- Work instructions
Each entry here needs to be set down again exactly, please; pictures are left out.

- Material to process
━━━━
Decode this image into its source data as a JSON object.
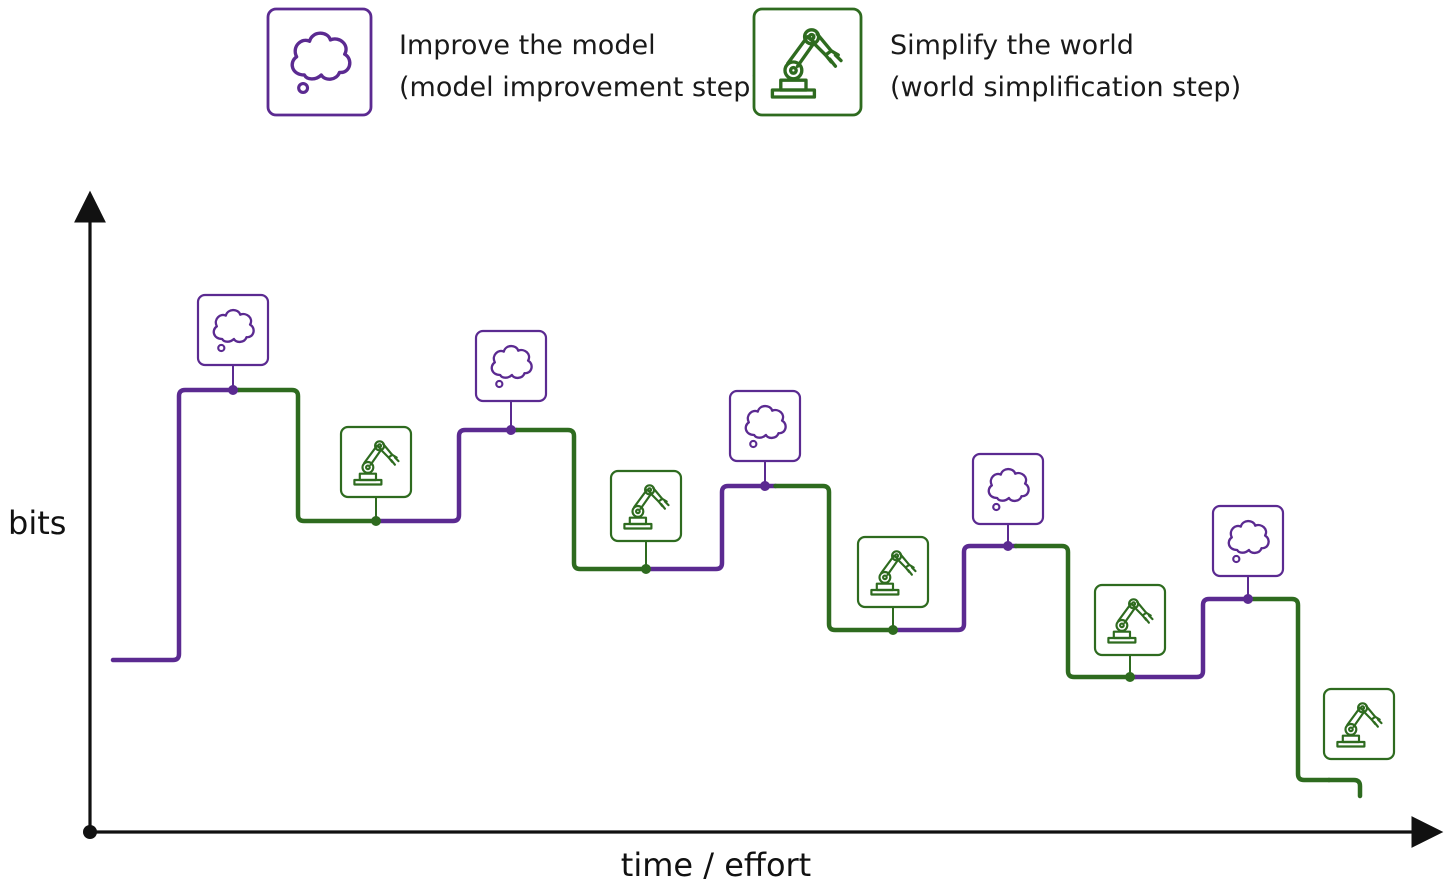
{
  "legend": {
    "model_step": {
      "line1": "Improve the model",
      "line2": "(model improvement step)",
      "icon": "thought-bubble-icon",
      "color": "#5b2a91"
    },
    "world_step": {
      "line1": "Simplify the world",
      "line2": "(world simplification step)",
      "icon": "robot-arm-icon",
      "color": "#2e6b1f"
    }
  },
  "axes": {
    "ylabel": "bits",
    "xlabel": "time / effort",
    "color": "#111111"
  },
  "steps": [
    {
      "type": "model",
      "icon": "thought-bubble-icon"
    },
    {
      "type": "world",
      "icon": "robot-arm-icon"
    },
    {
      "type": "model",
      "icon": "thought-bubble-icon"
    },
    {
      "type": "world",
      "icon": "robot-arm-icon"
    },
    {
      "type": "model",
      "icon": "thought-bubble-icon"
    },
    {
      "type": "world",
      "icon": "robot-arm-icon"
    },
    {
      "type": "model",
      "icon": "thought-bubble-icon"
    },
    {
      "type": "world",
      "icon": "robot-arm-icon"
    },
    {
      "type": "model",
      "icon": "thought-bubble-icon"
    },
    {
      "type": "world",
      "icon": "robot-arm-icon"
    }
  ]
}
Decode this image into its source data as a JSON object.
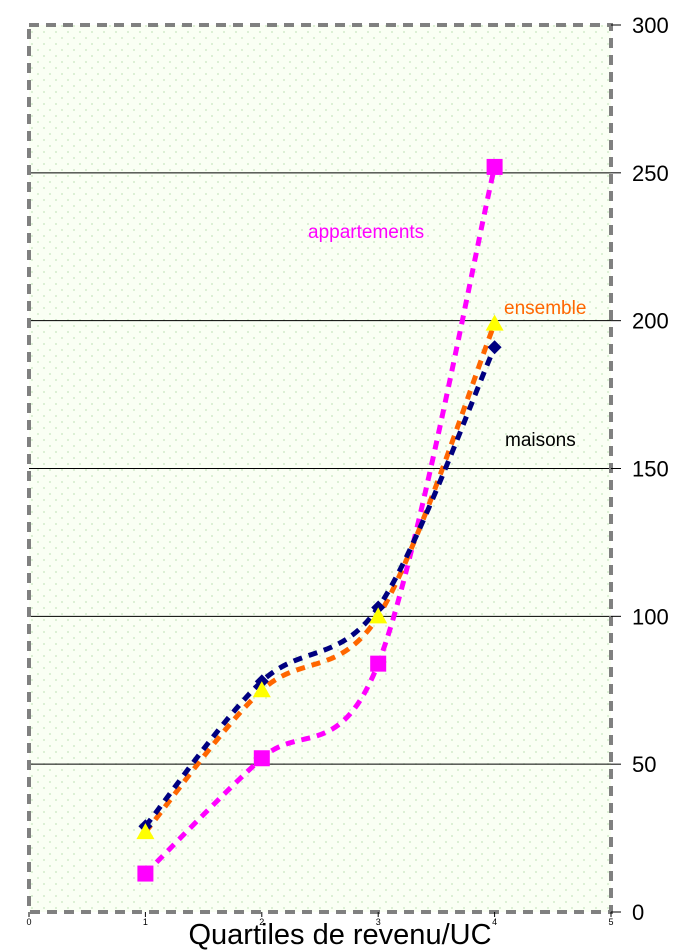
━━━━
- Solved exercise
Decode this image into its source data as a JSON object.
{
  "legend": {
    "model_step": {
      "line1": "Improve the model",
      "line2": "(model improvement step)",
      "icon": "thought-bubble-icon",
      "color": "#5b2a91"
    },
    "world_step": {
      "line1": "Simplify the world",
      "line2": "(world simplification step)",
      "icon": "robot-arm-icon",
      "color": "#2e6b1f"
    }
  },
  "axes": {
    "ylabel": "bits",
    "xlabel": "time / effort",
    "color": "#111111"
  },
  "steps": [
    {
      "type": "model",
      "icon": "thought-bubble-icon"
    },
    {
      "type": "world",
      "icon": "robot-arm-icon"
    },
    {
      "type": "model",
      "icon": "thought-bubble-icon"
    },
    {
      "type": "world",
      "icon": "robot-arm-icon"
    },
    {
      "type": "model",
      "icon": "thought-bubble-icon"
    },
    {
      "type": "world",
      "icon": "robot-arm-icon"
    },
    {
      "type": "model",
      "icon": "thought-bubble-icon"
    },
    {
      "type": "world",
      "icon": "robot-arm-icon"
    },
    {
      "type": "model",
      "icon": "thought-bubble-icon"
    },
    {
      "type": "world",
      "icon": "robot-arm-icon"
    }
  ]
}
Decode this image into its source data as a JSON object.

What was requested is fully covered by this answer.